= Prompt A =
Reproduce the records from their first line through the line that contains "y-tick-label: 700 bbox=[43, 274, 64, 287]", replacing each "data-point" with "marker" and leaving everything else unchanged.

= Selected text =
---------------

I believe that each of us is given one sentence at birth, and we spend the rest of our life trying to read that sentence and make sense of it.
Li Young Lee
His is the taut, trim, prose of an athlete. Intricate and highly compressed, Tobias Wolff’s explorations of our emotional and moral infrastructure are psychological travelogues, beginning in one place and ending in another. His first story collection published in 1981, In The Garden of the North American Martyrs was the handbook for aspiring writers. Tobias Wolff was the man who had mastered the story, who knew how to contain and control it and simultaneously, when to let it run. I studied that book top to bottom, backwards and forwards, along with the volumes that followed: Back in the World (1986), The Barracks Thief (1984), and his two stunning memoirs This Boy’s Life (1988) and In Pharaoh’s Army (1994). The Night in Question—Wolff’s newest collection of stories just out from Knopf, once again puts us in the hands of a master-craftsman.
Tobias Wolff watches himself and the world from a certain distance—always observing, taking it in, piecing things together. The result is an intensely compassionate, rich and wry prose style that shows us ourselves in all our graceless glory. Tobias Wolff and I met for the first time during the telephone calls that were this interview. When we spoke we were each on summer vacation, each by a lake looking out on the water. Liberated by the anonymity of the telephone, I felt I could ask Wolff all the quiet questions about what it means to progress as a writer, to mature. Our conversation left me feeling that what seems impossible might actually be possible—gaps can be bridged, progress is constantly being made.

---------------

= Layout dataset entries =
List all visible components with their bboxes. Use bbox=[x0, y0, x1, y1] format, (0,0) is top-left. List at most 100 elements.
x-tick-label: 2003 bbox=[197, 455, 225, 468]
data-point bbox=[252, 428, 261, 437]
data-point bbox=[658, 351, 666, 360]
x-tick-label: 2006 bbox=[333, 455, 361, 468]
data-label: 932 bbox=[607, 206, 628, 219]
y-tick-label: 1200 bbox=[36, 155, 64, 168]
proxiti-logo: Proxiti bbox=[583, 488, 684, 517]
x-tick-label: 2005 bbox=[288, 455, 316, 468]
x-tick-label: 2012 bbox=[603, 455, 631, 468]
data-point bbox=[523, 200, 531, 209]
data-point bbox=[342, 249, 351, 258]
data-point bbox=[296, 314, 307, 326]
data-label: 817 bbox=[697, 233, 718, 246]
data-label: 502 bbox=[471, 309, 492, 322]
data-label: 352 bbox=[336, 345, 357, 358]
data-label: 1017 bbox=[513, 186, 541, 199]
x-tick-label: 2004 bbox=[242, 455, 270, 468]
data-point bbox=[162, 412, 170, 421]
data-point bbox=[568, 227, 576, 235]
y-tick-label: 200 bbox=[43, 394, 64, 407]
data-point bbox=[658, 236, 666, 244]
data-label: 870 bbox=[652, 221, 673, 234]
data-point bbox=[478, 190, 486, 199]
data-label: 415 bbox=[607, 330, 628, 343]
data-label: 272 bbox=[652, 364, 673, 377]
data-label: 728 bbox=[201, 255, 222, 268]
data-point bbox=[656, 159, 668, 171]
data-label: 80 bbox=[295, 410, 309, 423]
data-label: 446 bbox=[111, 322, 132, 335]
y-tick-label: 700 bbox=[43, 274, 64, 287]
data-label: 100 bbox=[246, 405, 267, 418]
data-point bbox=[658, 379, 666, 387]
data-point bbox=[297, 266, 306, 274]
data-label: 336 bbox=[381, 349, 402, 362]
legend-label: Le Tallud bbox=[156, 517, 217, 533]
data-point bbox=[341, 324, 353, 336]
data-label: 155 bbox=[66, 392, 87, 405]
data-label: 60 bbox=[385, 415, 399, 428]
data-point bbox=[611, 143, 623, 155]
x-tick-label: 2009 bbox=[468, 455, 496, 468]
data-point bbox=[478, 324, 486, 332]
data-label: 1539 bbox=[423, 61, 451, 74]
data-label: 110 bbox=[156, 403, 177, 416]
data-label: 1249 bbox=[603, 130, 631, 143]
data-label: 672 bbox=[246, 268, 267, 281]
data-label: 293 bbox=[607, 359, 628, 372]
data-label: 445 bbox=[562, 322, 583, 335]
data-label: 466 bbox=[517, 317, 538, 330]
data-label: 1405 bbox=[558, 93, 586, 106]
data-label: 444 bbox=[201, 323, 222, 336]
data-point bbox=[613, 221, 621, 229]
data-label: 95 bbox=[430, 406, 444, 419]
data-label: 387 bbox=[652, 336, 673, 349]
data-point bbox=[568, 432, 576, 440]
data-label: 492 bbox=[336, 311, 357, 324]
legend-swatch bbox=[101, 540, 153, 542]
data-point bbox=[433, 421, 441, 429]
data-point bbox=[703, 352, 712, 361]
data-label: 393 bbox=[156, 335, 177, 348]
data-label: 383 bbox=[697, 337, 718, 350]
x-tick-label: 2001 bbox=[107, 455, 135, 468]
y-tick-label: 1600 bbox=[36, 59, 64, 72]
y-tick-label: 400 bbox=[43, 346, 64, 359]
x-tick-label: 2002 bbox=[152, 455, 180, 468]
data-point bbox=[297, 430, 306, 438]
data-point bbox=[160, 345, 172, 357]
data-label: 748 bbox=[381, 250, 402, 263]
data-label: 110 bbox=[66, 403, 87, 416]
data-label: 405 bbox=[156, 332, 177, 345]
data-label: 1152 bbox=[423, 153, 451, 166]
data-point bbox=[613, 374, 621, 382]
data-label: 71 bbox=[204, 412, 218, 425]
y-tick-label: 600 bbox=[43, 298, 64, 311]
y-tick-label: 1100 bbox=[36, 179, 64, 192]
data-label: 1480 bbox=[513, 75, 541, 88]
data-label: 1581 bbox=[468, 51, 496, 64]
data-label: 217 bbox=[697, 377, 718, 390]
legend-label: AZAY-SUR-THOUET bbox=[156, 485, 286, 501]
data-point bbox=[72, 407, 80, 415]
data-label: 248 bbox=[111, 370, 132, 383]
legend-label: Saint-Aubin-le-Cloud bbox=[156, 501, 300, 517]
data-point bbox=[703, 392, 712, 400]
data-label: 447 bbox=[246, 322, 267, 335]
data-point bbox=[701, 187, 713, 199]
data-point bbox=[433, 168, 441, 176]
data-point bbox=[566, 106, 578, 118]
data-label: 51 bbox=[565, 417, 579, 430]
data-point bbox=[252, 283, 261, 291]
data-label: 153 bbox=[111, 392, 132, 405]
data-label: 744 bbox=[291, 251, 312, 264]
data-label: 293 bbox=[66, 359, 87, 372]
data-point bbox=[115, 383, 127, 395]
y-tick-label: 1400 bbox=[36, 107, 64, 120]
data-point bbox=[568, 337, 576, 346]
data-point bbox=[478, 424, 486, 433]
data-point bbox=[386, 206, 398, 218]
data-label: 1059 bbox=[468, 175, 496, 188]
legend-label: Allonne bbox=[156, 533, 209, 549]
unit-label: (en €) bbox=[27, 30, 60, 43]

---------------

= Prompt B =
In the text about Tobias Wolff, what year was his first story collection, In The Garden of the North American Martyrs, published?

= Written solution A =
List all visible components with their bboxes. Use bbox=[x0, y0, x1, y1] format, (0,0) is top-left. List at most 100 elements.
x-tick-label: 2003 bbox=[197, 455, 225, 468]
marker bbox=[252, 428, 261, 437]
marker bbox=[658, 351, 666, 360]
x-tick-label: 2006 bbox=[333, 455, 361, 468]
data-label: 932 bbox=[607, 206, 628, 219]
y-tick-label: 1200 bbox=[36, 155, 64, 168]
proxiti-logo: Proxiti bbox=[583, 488, 684, 517]
x-tick-label: 2005 bbox=[288, 455, 316, 468]
x-tick-label: 2012 bbox=[603, 455, 631, 468]
marker bbox=[523, 200, 531, 209]
marker bbox=[342, 249, 351, 258]
marker bbox=[296, 314, 307, 326]
data-label: 817 bbox=[697, 233, 718, 246]
data-label: 502 bbox=[471, 309, 492, 322]
data-label: 352 bbox=[336, 345, 357, 358]
data-label: 1017 bbox=[513, 186, 541, 199]
x-tick-label: 2004 bbox=[242, 455, 270, 468]
marker bbox=[162, 412, 170, 421]
marker bbox=[568, 227, 576, 235]
y-tick-label: 200 bbox=[43, 394, 64, 407]
marker bbox=[658, 236, 666, 244]
data-label: 870 bbox=[652, 221, 673, 234]
marker bbox=[478, 190, 486, 199]
data-label: 415 bbox=[607, 330, 628, 343]
data-label: 272 bbox=[652, 364, 673, 377]
data-label: 728 bbox=[201, 255, 222, 268]
marker bbox=[656, 159, 668, 171]
data-label: 80 bbox=[295, 410, 309, 423]
data-label: 446 bbox=[111, 322, 132, 335]
y-tick-label: 700 bbox=[43, 274, 64, 287]

= Written solution B =
It was published in 1981.